> **Given instruction**
Work out how many lines in the listing below include the word "this". Give nothing but the number.

> **Listed records**
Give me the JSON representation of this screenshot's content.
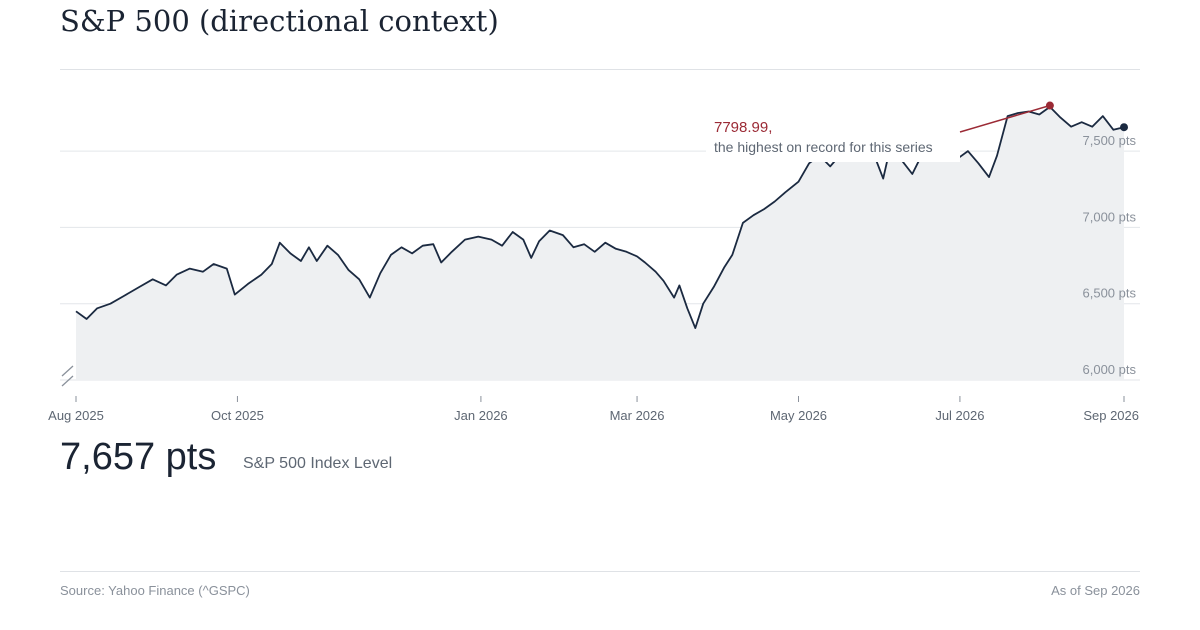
{
  "title": "S&P 500 (directional context)",
  "headline": {
    "value": "7,657 pts",
    "label": "S&P 500 Index Level"
  },
  "footer": {
    "source": "Source: Yahoo Finance (^GSPC)",
    "as_of": "As of Sep 2026"
  },
  "colors": {
    "line": "#1b2a41",
    "area": "#eef0f2",
    "annotation": "#9b2a35",
    "grid": "#e3e6ea",
    "axis_text": "#8a919b"
  },
  "chart_data": {
    "type": "area",
    "xlabel": "",
    "ylabel": "",
    "ylim": [
      6000,
      7750
    ],
    "x_range": [
      "2025-08-01",
      "2026-09-01"
    ],
    "y_ticks": [
      {
        "value": 6000,
        "label": "6,000 pts"
      },
      {
        "value": 6500,
        "label": "6,500 pts"
      },
      {
        "value": 7000,
        "label": "7,000 pts"
      },
      {
        "value": 7500,
        "label": "7,500 pts"
      }
    ],
    "x_ticks": [
      {
        "date": "2025-08-01",
        "label": "Aug 2025"
      },
      {
        "date": "2025-10-01",
        "label": "Oct 2025"
      },
      {
        "date": "2026-01-01",
        "label": "Jan 2026"
      },
      {
        "date": "2026-03-01",
        "label": "Mar 2026"
      },
      {
        "date": "2026-05-01",
        "label": "May 2026"
      },
      {
        "date": "2026-07-01",
        "label": "Jul 2026"
      },
      {
        "date": "2026-09-01",
        "label": "Sep 2026"
      }
    ],
    "grid": true,
    "y_axis_broken": true,
    "annotation": {
      "date": "2026-08-04",
      "value": 7798.99,
      "value_text": "7798.99,",
      "text": "the highest on record for this series"
    },
    "last_point": {
      "date": "2026-09-01",
      "value": 7657
    },
    "series": [
      {
        "values": [
          [
            "2025-08-01",
            6450
          ],
          [
            "2025-08-05",
            6400
          ],
          [
            "2025-08-09",
            6470
          ],
          [
            "2025-08-14",
            6500
          ],
          [
            "2025-08-19",
            6550
          ],
          [
            "2025-08-25",
            6610
          ],
          [
            "2025-08-30",
            6660
          ],
          [
            "2025-09-04",
            6620
          ],
          [
            "2025-09-08",
            6690
          ],
          [
            "2025-09-13",
            6730
          ],
          [
            "2025-09-18",
            6710
          ],
          [
            "2025-09-22",
            6760
          ],
          [
            "2025-09-27",
            6730
          ],
          [
            "2025-09-30",
            6560
          ],
          [
            "2025-10-05",
            6630
          ],
          [
            "2025-10-10",
            6690
          ],
          [
            "2025-10-14",
            6760
          ],
          [
            "2025-10-17",
            6900
          ],
          [
            "2025-10-21",
            6830
          ],
          [
            "2025-10-25",
            6780
          ],
          [
            "2025-10-28",
            6870
          ],
          [
            "2025-10-31",
            6780
          ],
          [
            "2025-11-04",
            6880
          ],
          [
            "2025-11-08",
            6820
          ],
          [
            "2025-11-12",
            6720
          ],
          [
            "2025-11-16",
            6660
          ],
          [
            "2025-11-20",
            6540
          ],
          [
            "2025-11-24",
            6700
          ],
          [
            "2025-11-28",
            6820
          ],
          [
            "2025-12-02",
            6870
          ],
          [
            "2025-12-06",
            6830
          ],
          [
            "2025-12-10",
            6880
          ],
          [
            "2025-12-14",
            6890
          ],
          [
            "2025-12-17",
            6770
          ],
          [
            "2025-12-21",
            6840
          ],
          [
            "2025-12-26",
            6920
          ],
          [
            "2025-12-31",
            6940
          ],
          [
            "2026-01-05",
            6920
          ],
          [
            "2026-01-09",
            6880
          ],
          [
            "2026-01-13",
            6970
          ],
          [
            "2026-01-17",
            6920
          ],
          [
            "2026-01-20",
            6800
          ],
          [
            "2026-01-23",
            6910
          ],
          [
            "2026-01-27",
            6980
          ],
          [
            "2026-02-01",
            6950
          ],
          [
            "2026-02-05",
            6870
          ],
          [
            "2026-02-09",
            6890
          ],
          [
            "2026-02-13",
            6840
          ],
          [
            "2026-02-17",
            6900
          ],
          [
            "2026-02-21",
            6860
          ],
          [
            "2026-02-25",
            6840
          ],
          [
            "2026-03-01",
            6810
          ],
          [
            "2026-03-04",
            6770
          ],
          [
            "2026-03-08",
            6710
          ],
          [
            "2026-03-11",
            6650
          ],
          [
            "2026-03-15",
            6540
          ],
          [
            "2026-03-17",
            6620
          ],
          [
            "2026-03-20",
            6470
          ],
          [
            "2026-03-23",
            6340
          ],
          [
            "2026-03-26",
            6500
          ],
          [
            "2026-03-30",
            6610
          ],
          [
            "2026-04-03",
            6740
          ],
          [
            "2026-04-06",
            6820
          ],
          [
            "2026-04-10",
            7030
          ],
          [
            "2026-04-14",
            7080
          ],
          [
            "2026-04-18",
            7120
          ],
          [
            "2026-04-22",
            7170
          ],
          [
            "2026-04-26",
            7230
          ],
          [
            "2026-05-01",
            7300
          ],
          [
            "2026-05-05",
            7420
          ],
          [
            "2026-05-09",
            7470
          ],
          [
            "2026-05-13",
            7400
          ],
          [
            "2026-05-17",
            7480
          ],
          [
            "2026-05-21",
            7520
          ],
          [
            "2026-05-25",
            7590
          ],
          [
            "2026-05-29",
            7500
          ],
          [
            "2026-06-02",
            7320
          ],
          [
            "2026-06-05",
            7550
          ],
          [
            "2026-06-09",
            7440
          ],
          [
            "2026-06-13",
            7350
          ],
          [
            "2026-06-17",
            7490
          ],
          [
            "2026-06-21",
            7540
          ],
          [
            "2026-06-26",
            7520
          ],
          [
            "2026-06-30",
            7450
          ],
          [
            "2026-07-04",
            7500
          ],
          [
            "2026-07-08",
            7420
          ],
          [
            "2026-07-12",
            7330
          ],
          [
            "2026-07-15",
            7470
          ],
          [
            "2026-07-19",
            7730
          ],
          [
            "2026-07-23",
            7750
          ],
          [
            "2026-07-27",
            7760
          ],
          [
            "2026-07-31",
            7740
          ],
          [
            "2026-08-04",
            7790
          ],
          [
            "2026-08-08",
            7720
          ],
          [
            "2026-08-12",
            7660
          ],
          [
            "2026-08-16",
            7690
          ],
          [
            "2026-08-20",
            7660
          ],
          [
            "2026-08-24",
            7730
          ],
          [
            "2026-08-28",
            7640
          ],
          [
            "2026-09-01",
            7657
          ]
        ]
      }
    ]
  }
}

> **Response**
2